[Start LISTING]

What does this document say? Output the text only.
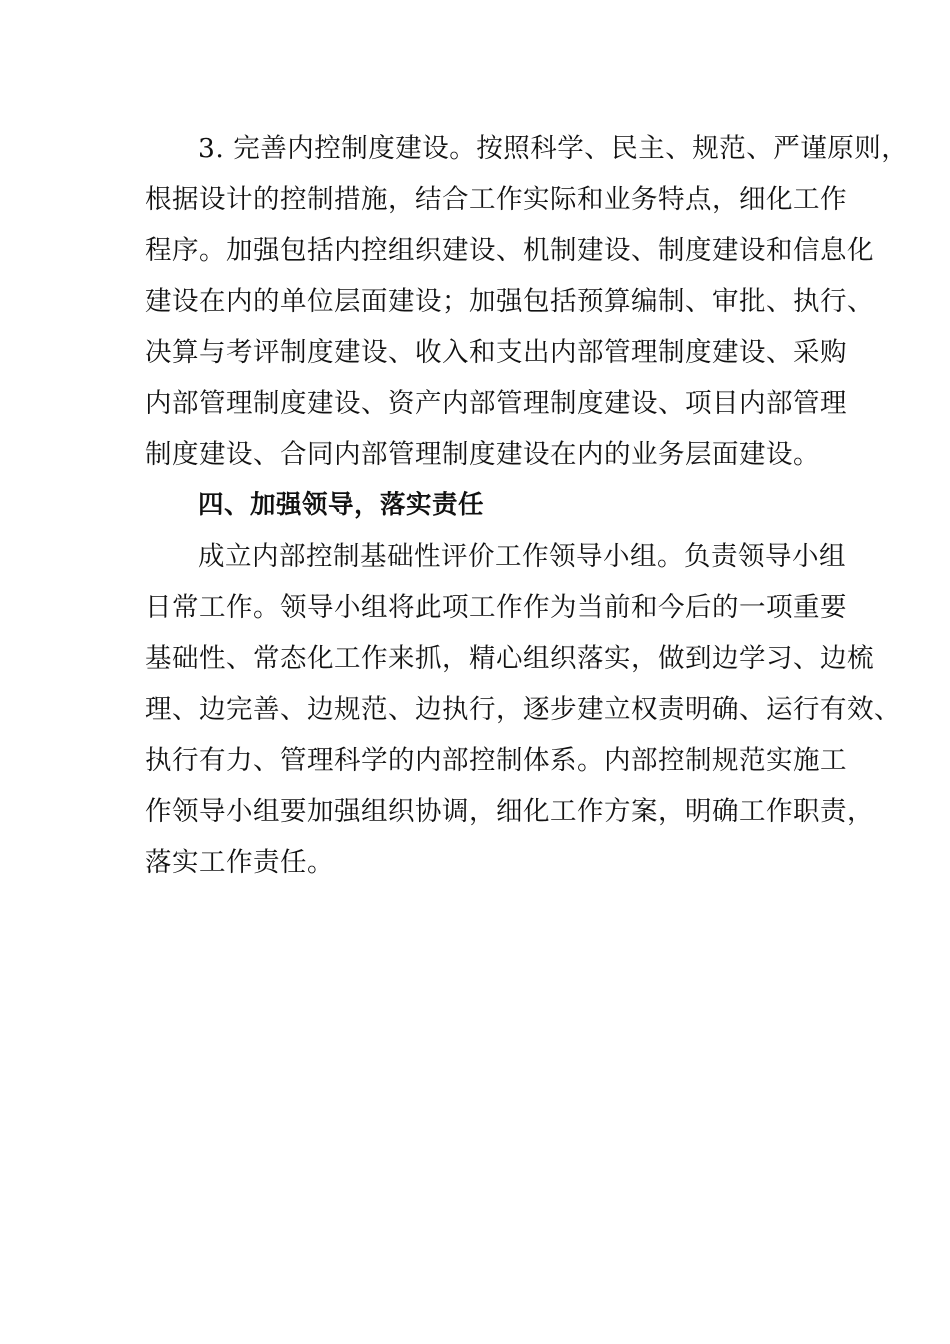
3. 完善内控制度建设。按照科学、民主、规范、严谨原则，
根据设计的控制措施，结合工作实际和业务特点，细化工作
程序。加强包括内控组织建设、机制建设、制度建设和信息化
建设在内的单位层面建设；加强包括预算编制、审批、执行、
决算与考评制度建设、收入和支出内部管理制度建设、采购
内部管理制度建设、资产内部管理制度建设、项目内部管理
制度建设、合同内部管理制度建设在内的业务层面建设。
四、加强领导，落实责任
成立内部控制基础性评价工作领导小组。负责领导小组
日常工作。领导小组将此项工作作为当前和今后的一项重要
基础性、常态化工作来抓，精心组织落实，做到边学习、边梳
理、边完善、边规范、边执行，逐步建立权责明确、运行有效、
执行有力、管理科学的内部控制体系。内部控制规范实施工
作领导小组要加强组织协调，细化工作方案，明确工作职责，
落实工作责任。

[End LISTING]

BRIEF =
Repeat every record above exactly, but leave out any pictures.

FINAL RESULT =
What does this document say? Output the text only.
3. 完善内控制度建设。按照科学、民主、规范、严谨原则，
根据设计的控制措施，结合工作实际和业务特点，细化工作
程序。加强包括内控组织建设、机制建设、制度建设和信息化
建设在内的单位层面建设；加强包括预算编制、审批、执行、
决算与考评制度建设、收入和支出内部管理制度建设、采购
内部管理制度建设、资产内部管理制度建设、项目内部管理
制度建设、合同内部管理制度建设在内的业务层面建设。
四、加强领导，落实责任
成立内部控制基础性评价工作领导小组。负责领导小组
日常工作。领导小组将此项工作作为当前和今后的一项重要
基础性、常态化工作来抓，精心组织落实，做到边学习、边梳
理、边完善、边规范、边执行，逐步建立权责明确、运行有效、
执行有力、管理科学的内部控制体系。内部控制规范实施工
作领导小组要加强组织协调，细化工作方案，明确工作职责，
落实工作责任。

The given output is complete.